(Dataset items)
________________________________________
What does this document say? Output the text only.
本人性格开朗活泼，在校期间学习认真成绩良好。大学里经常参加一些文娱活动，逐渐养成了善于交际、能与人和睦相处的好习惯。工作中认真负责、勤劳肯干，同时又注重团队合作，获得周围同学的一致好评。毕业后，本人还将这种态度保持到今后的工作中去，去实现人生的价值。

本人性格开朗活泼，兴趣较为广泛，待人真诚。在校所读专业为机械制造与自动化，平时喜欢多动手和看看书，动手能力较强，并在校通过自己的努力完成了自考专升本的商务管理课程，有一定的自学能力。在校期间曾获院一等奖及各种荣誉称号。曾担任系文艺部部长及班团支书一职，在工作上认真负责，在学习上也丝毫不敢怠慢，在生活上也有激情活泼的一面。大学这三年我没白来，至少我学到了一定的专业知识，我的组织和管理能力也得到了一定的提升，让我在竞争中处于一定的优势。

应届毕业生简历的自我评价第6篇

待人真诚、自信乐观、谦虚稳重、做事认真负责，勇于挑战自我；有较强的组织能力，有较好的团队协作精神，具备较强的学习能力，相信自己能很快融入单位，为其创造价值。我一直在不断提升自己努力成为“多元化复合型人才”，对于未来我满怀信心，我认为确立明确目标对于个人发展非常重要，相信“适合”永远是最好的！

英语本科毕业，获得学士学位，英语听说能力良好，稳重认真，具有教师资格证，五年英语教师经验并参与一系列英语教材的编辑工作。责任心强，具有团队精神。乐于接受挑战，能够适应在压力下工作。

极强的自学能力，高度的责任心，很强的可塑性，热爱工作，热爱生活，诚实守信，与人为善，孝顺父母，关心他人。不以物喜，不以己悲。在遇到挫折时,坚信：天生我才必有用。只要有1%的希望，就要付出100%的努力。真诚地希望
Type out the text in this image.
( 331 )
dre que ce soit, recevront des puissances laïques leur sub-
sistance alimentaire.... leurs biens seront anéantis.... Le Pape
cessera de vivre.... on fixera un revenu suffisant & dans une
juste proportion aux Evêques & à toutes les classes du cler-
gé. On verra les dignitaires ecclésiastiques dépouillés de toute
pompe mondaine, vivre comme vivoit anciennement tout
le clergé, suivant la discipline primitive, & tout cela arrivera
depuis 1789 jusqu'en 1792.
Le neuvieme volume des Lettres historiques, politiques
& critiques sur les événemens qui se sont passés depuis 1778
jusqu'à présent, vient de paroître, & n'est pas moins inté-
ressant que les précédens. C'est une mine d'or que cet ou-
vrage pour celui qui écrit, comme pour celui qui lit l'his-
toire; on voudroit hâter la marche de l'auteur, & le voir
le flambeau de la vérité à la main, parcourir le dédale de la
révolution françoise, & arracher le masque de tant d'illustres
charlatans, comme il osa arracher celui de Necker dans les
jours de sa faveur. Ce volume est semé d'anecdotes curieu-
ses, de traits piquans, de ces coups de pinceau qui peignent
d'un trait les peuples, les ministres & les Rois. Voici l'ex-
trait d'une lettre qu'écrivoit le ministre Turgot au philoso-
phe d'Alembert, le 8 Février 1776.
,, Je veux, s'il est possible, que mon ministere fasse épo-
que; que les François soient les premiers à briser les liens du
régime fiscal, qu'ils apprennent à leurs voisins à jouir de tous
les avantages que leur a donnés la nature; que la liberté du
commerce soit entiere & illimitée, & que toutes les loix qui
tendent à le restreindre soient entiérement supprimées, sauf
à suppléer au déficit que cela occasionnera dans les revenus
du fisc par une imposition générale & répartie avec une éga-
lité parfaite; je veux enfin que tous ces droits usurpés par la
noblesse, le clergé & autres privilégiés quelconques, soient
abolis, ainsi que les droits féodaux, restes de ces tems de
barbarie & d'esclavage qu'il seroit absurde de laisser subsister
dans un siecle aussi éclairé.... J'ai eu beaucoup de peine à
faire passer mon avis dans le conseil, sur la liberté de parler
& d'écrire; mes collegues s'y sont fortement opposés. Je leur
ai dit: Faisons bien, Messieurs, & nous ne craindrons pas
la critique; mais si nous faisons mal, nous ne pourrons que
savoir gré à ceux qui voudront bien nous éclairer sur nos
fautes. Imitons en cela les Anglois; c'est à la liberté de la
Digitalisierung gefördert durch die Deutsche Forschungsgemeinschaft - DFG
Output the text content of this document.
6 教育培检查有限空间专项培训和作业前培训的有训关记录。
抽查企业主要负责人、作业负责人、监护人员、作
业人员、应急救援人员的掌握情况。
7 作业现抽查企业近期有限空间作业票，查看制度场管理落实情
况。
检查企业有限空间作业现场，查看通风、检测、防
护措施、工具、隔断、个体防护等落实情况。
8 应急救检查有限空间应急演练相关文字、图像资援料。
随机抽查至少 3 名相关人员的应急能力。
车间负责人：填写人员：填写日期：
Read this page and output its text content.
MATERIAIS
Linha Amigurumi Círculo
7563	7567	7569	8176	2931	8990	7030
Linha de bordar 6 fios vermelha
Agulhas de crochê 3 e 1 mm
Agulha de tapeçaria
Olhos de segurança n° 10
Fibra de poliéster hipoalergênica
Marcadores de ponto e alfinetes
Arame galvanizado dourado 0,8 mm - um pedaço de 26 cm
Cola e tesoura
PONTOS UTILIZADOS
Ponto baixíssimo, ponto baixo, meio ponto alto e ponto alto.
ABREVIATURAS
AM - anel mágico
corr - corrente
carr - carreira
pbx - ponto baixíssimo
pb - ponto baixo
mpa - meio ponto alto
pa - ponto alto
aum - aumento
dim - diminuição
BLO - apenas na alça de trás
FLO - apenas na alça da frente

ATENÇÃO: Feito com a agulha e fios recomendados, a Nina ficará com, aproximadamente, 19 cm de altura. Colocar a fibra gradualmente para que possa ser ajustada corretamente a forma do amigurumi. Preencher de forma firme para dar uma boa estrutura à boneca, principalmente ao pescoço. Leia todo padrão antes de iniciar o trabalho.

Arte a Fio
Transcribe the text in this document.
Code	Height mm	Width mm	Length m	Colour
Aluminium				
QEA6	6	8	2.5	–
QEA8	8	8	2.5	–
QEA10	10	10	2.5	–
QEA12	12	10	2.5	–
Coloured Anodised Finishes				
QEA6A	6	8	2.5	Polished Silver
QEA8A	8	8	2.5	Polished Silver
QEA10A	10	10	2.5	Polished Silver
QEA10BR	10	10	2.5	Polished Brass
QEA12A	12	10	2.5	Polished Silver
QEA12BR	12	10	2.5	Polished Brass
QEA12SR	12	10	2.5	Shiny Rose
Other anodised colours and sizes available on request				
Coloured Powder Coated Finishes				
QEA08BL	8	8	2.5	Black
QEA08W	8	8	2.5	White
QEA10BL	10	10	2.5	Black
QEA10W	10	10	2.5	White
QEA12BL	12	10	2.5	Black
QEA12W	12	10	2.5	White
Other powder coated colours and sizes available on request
________________________________________
EXERCISE: Show every line in the records above that contains the word "tous".

EXERCISE ANSWER:
régime fiscal, qu'ils apprennent à leurs voisins à jouir de tous
lité parfaite; je veux enfin que tous ces droits usurpés par la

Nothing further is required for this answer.